----- Stored rows

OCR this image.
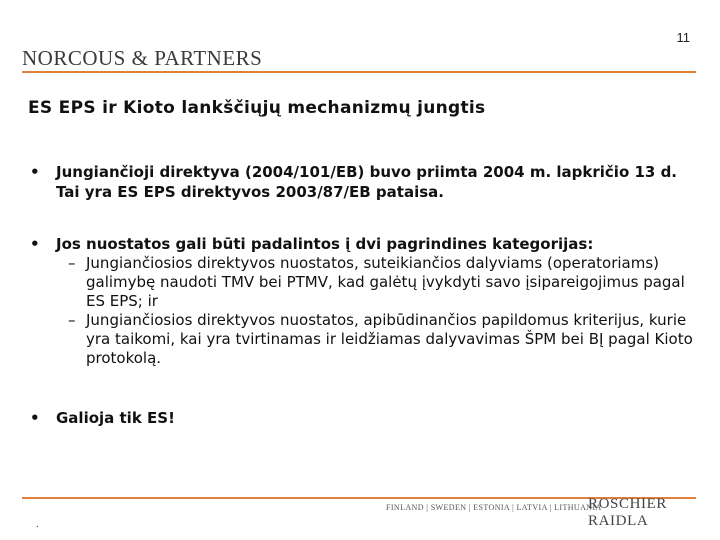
11
NORCOUS & PARTNERS
ES EPS ir Kioto lankščiųjų mechanizmų jungtis
• Jungiančioji direktyva (2004/101/EB) buvo priimta 2004 m. lapkričio 13 d. Tai yra ES EPS direktyvos 2003/87/EB pataisa.
• Jos nuostatos gali būti padalintos į dvi pagrindines kategorijas:
– Jungiančiosios direktyvos nuostatos, suteikiančios dalyviams (operatoriams) galimybę naudoti TMV bei PTMV, kad galėtų įvykdyti savo įsipareigojimus pagal ES EPS; ir
– Jungiančiosios direktyvos nuostatos, apibūdinančios papildomus kriterijus, kurie yra taikomi, kai yra tvirtinamas ir leidžiamas dalyvavimas ŠPM bei BĮ pagal Kioto protokolą.
• Galioja tik ES!
FINLAND | SWEDEN | ESTONIA | LATVIA | LITHUANIA
ROSCHIER RAIDLA
.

----------

▶ [Task requirements]: Transcribe the entries above verbatim, omitting their pictures.

▶ [Result]:
OCR this image.
11
NORCOUS & PARTNERS
ES EPS ir Kioto lankščiųjų mechanizmų jungtis
• Jungiančioji direktyva (2004/101/EB) buvo priimta 2004 m. lapkričio 13 d. Tai yra ES EPS direktyvos 2003/87/EB pataisa.
• Jos nuostatos gali būti padalintos į dvi pagrindines kategorijas:
– Jungiančiosios direktyvos nuostatos, suteikiančios dalyviams (operatoriams) galimybę naudoti TMV bei PTMV, kad galėtų įvykdyti savo įsipareigojimus pagal ES EPS; ir
– Jungiančiosios direktyvos nuostatos, apibūdinančios papildomus kriterijus, kurie yra taikomi, kai yra tvirtinamas ir leidžiamas dalyvavimas ŠPM bei BĮ pagal Kioto protokolą.
• Galioja tik ES!
FINLAND | SWEDEN | ESTONIA | LATVIA | LITHUANIA
ROSCHIER RAIDLA
.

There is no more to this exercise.